RECORDS

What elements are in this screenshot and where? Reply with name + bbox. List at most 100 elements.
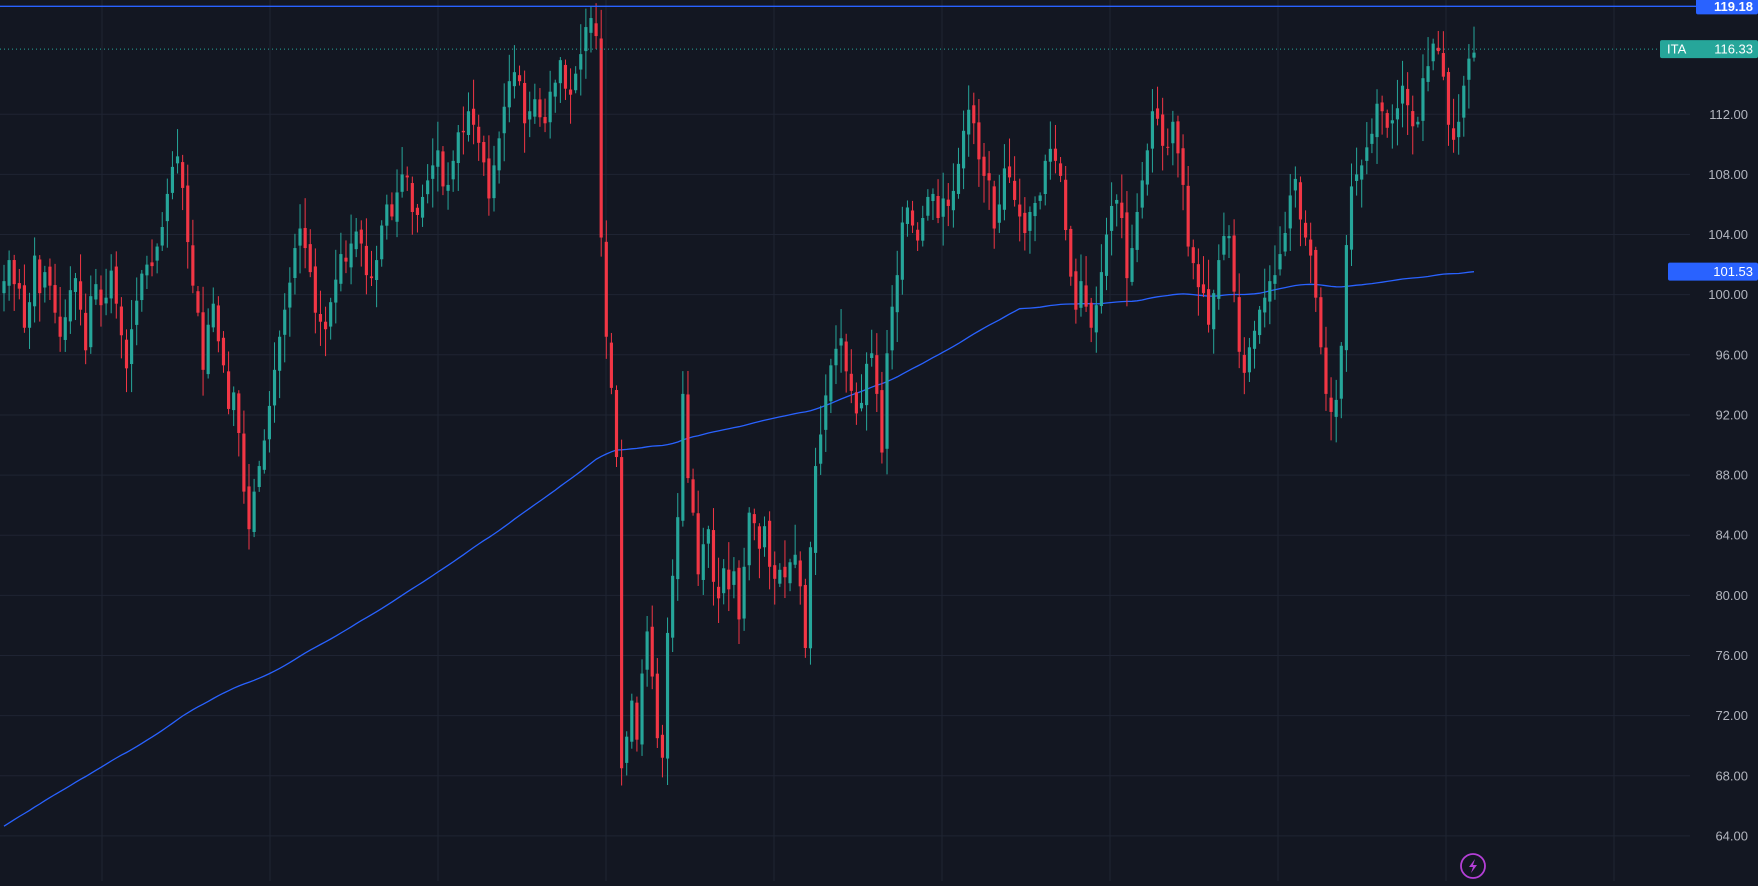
candle-up	[1258, 305, 1262, 344]
candle-body	[625, 736, 629, 763]
candle-body	[773, 565, 777, 579]
candle-down	[1196, 248, 1200, 316]
candle-up	[497, 131, 501, 184]
candle-body	[829, 365, 833, 402]
candle-body	[1048, 148, 1052, 162]
candle-up	[1472, 26, 1476, 62]
candle-down	[717, 557, 721, 623]
candle-body	[186, 185, 190, 243]
candle-body	[1196, 264, 1200, 288]
candle-body	[257, 466, 261, 488]
candle-body	[517, 75, 522, 82]
candle-body	[1258, 309, 1262, 336]
candle-up	[574, 66, 578, 94]
candle-body	[12, 260, 16, 285]
candle-up	[33, 237, 37, 323]
candle-body	[109, 270, 113, 299]
horizontal-level-layer[interactable]	[0, 5, 1696, 50]
candle-body	[1171, 121, 1175, 144]
candle-up	[27, 292, 32, 349]
candle-down	[635, 696, 639, 752]
candle-body	[839, 338, 843, 346]
candle-body	[977, 122, 981, 160]
candle-body	[344, 257, 348, 262]
candle-body	[472, 108, 476, 125]
lightning-bolt-icon	[1469, 859, 1477, 873]
candle-body	[579, 54, 583, 70]
grid-layer	[0, 0, 1690, 881]
candle-body	[48, 266, 52, 286]
candle-down	[119, 297, 123, 359]
candle-body	[318, 314, 323, 322]
candle-body	[73, 278, 78, 292]
candle-body	[727, 569, 731, 590]
candle-down	[660, 724, 665, 778]
candle-up	[1395, 79, 1400, 146]
candle-up	[1048, 121, 1052, 180]
candle-body	[150, 262, 154, 267]
candle-body	[119, 306, 123, 336]
candle-down	[48, 258, 52, 301]
candle-up	[1002, 144, 1006, 221]
candle-up	[1375, 89, 1379, 164]
candle-body	[793, 554, 797, 565]
candle-up	[1421, 54, 1425, 142]
candle-body	[242, 433, 246, 492]
candle-body	[1161, 114, 1165, 146]
candle-down	[17, 268, 21, 300]
candle-up	[1171, 110, 1175, 166]
candle-body	[1263, 297, 1267, 313]
candle-body	[221, 337, 226, 366]
candle-down	[1303, 210, 1308, 246]
candle-body	[813, 466, 818, 553]
candle-up	[793, 524, 797, 569]
candle-body	[681, 393, 685, 521]
candle-body	[1242, 354, 1246, 373]
candle-body	[395, 192, 399, 222]
candle-up	[528, 91, 532, 138]
candle-body	[1135, 211, 1139, 250]
candle-body	[1212, 293, 1216, 330]
candle-body	[1237, 297, 1241, 352]
candle-body	[124, 339, 129, 369]
candle-down	[1452, 98, 1456, 153]
candle-up	[375, 245, 379, 308]
candle-body	[1395, 108, 1400, 120]
candle-up	[941, 172, 945, 246]
candle-down	[880, 371, 884, 464]
candle-body	[155, 246, 159, 261]
lightning-button[interactable]	[1460, 853, 1486, 879]
candle-body	[1222, 236, 1226, 255]
candle-up	[829, 358, 833, 414]
candle-down	[599, 9, 603, 257]
price-axis[interactable]: 64.00 68.00 72.00 76.00 80.00 84.00 88.00 92.00…	[1660, 0, 1758, 843]
candle-up	[1426, 37, 1430, 92]
candle-body	[910, 210, 915, 226]
candle-body	[1084, 285, 1088, 307]
candle-down	[773, 551, 777, 605]
price-tick-label: 92.00	[1715, 407, 1748, 422]
candle-down	[1380, 95, 1384, 135]
candle-body	[1028, 211, 1032, 231]
candle-body	[905, 207, 910, 224]
candle-up	[533, 83, 537, 124]
candle-up	[1130, 224, 1134, 286]
candle-up	[426, 164, 430, 204]
candle-up	[1400, 60, 1405, 128]
candle-body	[1181, 148, 1185, 185]
candle-up	[589, 6, 593, 53]
candle-up	[211, 287, 215, 333]
candle-down	[854, 382, 858, 425]
candle-body	[609, 342, 613, 388]
candle-body	[599, 38, 603, 238]
candle-down	[191, 219, 195, 294]
candle-down	[696, 490, 700, 586]
candle-down	[58, 286, 62, 352]
candle-up	[1283, 211, 1287, 257]
candle-up	[451, 150, 455, 192]
candle-body	[252, 491, 256, 532]
candle-down	[538, 88, 542, 127]
candle-up	[1390, 104, 1394, 149]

INSTRUCTIONS FOR THE TASK
Output the lines from the one containing "305, 1262, 344]" through the one containing "110, 1175, 166]" as a JSON list of strings, one string per line.

ANSWER TO THIS PROBLEM
[
  "candle-up\t[1258, 305, 1262, 344]",
  "candle-body\t[625, 736, 629, 763]",
  "candle-body\t[773, 565, 777, 579]",
  "candle-down\t[1196, 248, 1200, 316]",
  "candle-up\t[497, 131, 501, 184]",
  "candle-body\t[829, 365, 833, 402]",
  "candle-body\t[1048, 148, 1052, 162]",
  "candle-up\t[1472, 26, 1476, 62]",
  "candle-down\t[717, 557, 721, 623]",
  "candle-body\t[186, 185, 190, 243]",
  "candle-body\t[1196, 264, 1200, 288]",
  "candle-body\t[257, 466, 261, 488]",
  "candle-body\t[517, 75, 522, 82]",
  "candle-body\t[1258, 309, 1262, 336]",
  "candle-up\t[574, 66, 578, 94]",
  "candle-body\t[12, 260, 16, 285]",
  "candle-up\t[33, 237, 37, 323]",
  "candle-body\t[109, 270, 113, 299]",
  "horizontal-level-layer[interactable]\t[0, 5, 1696, 50]",
  "candle-body\t[1171, 121, 1175, 144]",
  "candle-up\t[27, 292, 32, 349]",
  "candle-down\t[635, 696, 639, 752]",
  "candle-body\t[839, 338, 843, 346]",
  "candle-body\t[977, 122, 981, 160]",
  "candle-body\t[344, 257, 348, 262]",
  "candle-body\t[472, 108, 476, 125]",
  "lightning-bolt-icon\t[1469, 859, 1477, 873]",
  "candle-body\t[579, 54, 583, 70]",
  "grid-layer\t[0, 0, 1690, 881]",
  "candle-body\t[48, 266, 52, 286]",
  "candle-down\t[119, 297, 123, 359]",
  "candle-body\t[318, 314, 323, 322]",
  "candle-body\t[73, 278, 78, 292]",
  "candle-body\t[727, 569, 731, 590]",
  "candle-down\t[660, 724, 665, 778]",
  "candle-up\t[1395, 79, 1400, 146]",
  "candle-up\t[1048, 121, 1052, 180]",
  "candle-body\t[150, 262, 154, 267]",
  "candle-body\t[119, 306, 123, 336]",
  "candle-down\t[48, 258, 52, 301]",
  "candle-up\t[1002, 144, 1006, 221]",
  "candle-up\t[1375, 89, 1379, 164]",
  "candle-body\t[793, 554, 797, 565]",
  "candle-up\t[1421, 54, 1425, 142]",
  "candle-body\t[242, 433, 246, 492]",
  "candle-body\t[1161, 114, 1165, 146]",
  "candle-down\t[17, 268, 21, 300]",
  "candle-up\t[1171, 110, 1175, 166]"
]